Given request =>
Only the number is wanted: how many lines contain the string "this"?

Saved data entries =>
# # # #

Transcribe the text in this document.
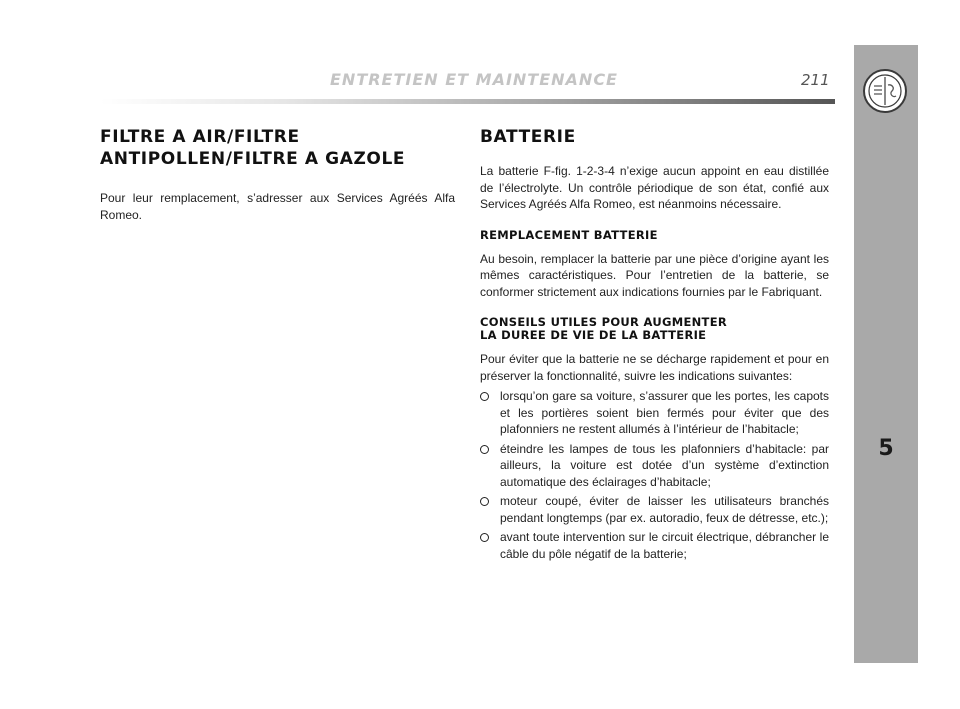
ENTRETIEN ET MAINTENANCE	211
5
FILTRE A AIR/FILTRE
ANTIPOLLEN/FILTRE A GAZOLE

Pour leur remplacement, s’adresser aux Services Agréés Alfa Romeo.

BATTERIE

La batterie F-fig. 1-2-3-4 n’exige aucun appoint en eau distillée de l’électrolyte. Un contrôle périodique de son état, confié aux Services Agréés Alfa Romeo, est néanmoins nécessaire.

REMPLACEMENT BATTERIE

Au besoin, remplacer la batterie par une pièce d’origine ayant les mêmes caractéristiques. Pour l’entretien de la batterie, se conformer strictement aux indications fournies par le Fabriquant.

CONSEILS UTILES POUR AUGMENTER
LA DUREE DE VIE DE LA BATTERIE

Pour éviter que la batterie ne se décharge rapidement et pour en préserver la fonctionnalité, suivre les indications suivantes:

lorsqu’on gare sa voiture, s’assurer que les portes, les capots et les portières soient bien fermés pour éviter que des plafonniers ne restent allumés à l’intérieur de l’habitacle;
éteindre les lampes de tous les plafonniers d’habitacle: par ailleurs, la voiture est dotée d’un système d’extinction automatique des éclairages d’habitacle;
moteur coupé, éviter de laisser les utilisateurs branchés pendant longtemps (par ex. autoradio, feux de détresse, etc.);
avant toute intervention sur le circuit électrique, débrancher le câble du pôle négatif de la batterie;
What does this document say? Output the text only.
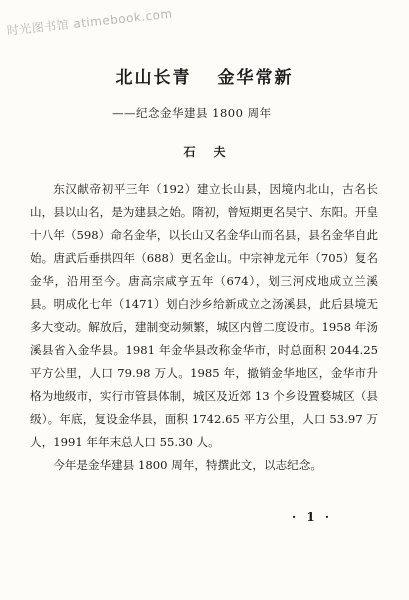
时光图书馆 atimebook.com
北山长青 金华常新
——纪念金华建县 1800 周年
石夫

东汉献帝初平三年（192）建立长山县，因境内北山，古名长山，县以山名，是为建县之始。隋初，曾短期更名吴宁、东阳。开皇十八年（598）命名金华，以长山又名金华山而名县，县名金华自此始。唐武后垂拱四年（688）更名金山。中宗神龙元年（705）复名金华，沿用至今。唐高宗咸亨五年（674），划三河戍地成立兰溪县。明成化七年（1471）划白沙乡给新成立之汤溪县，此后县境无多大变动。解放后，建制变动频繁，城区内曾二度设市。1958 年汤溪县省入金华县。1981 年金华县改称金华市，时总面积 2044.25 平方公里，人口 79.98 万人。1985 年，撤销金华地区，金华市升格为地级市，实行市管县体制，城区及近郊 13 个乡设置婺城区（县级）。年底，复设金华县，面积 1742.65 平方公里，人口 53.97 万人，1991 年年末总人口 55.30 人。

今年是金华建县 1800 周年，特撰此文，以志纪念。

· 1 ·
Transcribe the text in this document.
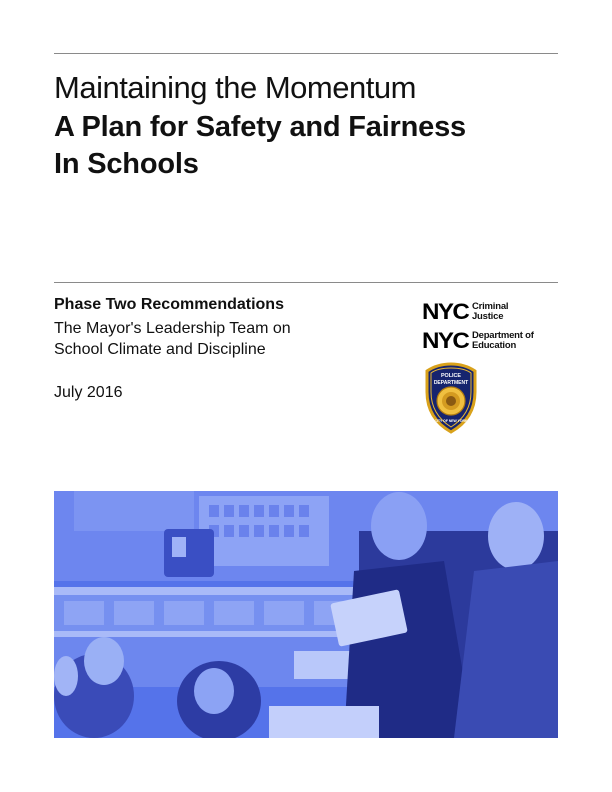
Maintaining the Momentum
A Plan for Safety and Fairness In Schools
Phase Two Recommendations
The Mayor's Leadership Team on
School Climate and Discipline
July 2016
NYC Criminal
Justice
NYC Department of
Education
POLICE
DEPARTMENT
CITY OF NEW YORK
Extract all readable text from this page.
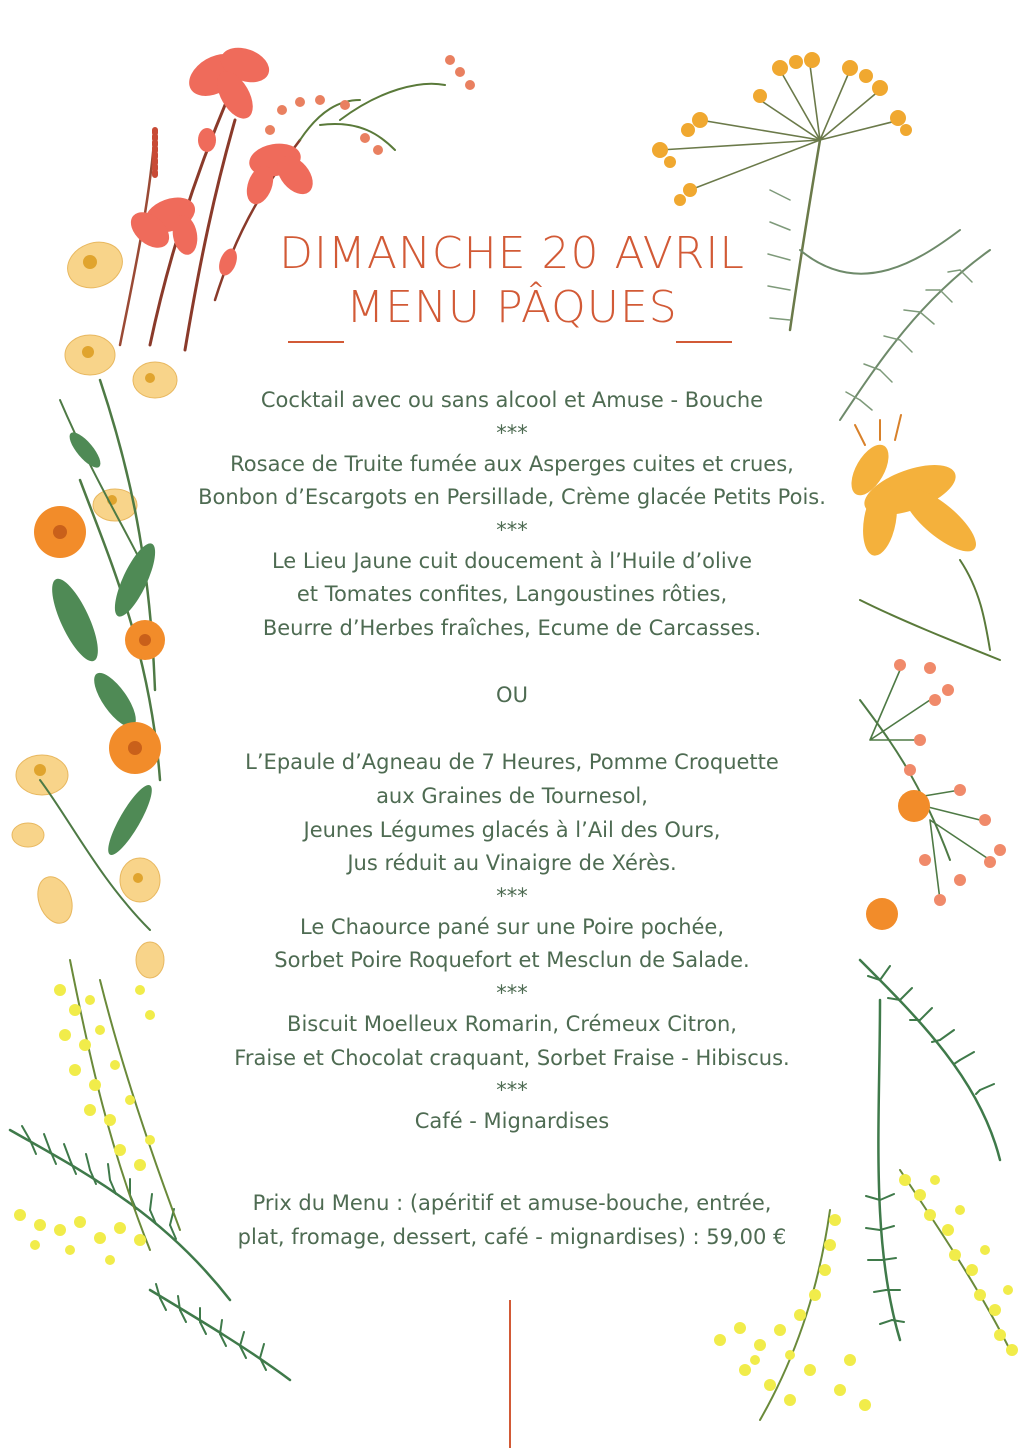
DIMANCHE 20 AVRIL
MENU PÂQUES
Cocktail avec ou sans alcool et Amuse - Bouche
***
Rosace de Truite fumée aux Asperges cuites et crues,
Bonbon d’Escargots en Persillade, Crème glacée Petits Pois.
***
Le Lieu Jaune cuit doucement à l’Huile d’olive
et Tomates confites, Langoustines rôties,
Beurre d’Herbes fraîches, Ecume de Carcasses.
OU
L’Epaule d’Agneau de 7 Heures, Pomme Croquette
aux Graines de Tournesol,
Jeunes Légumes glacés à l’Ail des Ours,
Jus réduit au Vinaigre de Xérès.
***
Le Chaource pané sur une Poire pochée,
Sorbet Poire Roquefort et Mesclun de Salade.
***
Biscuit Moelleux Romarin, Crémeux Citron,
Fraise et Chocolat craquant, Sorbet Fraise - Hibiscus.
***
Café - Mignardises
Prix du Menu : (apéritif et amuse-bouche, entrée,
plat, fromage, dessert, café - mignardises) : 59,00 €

# # # #

Result below =>
4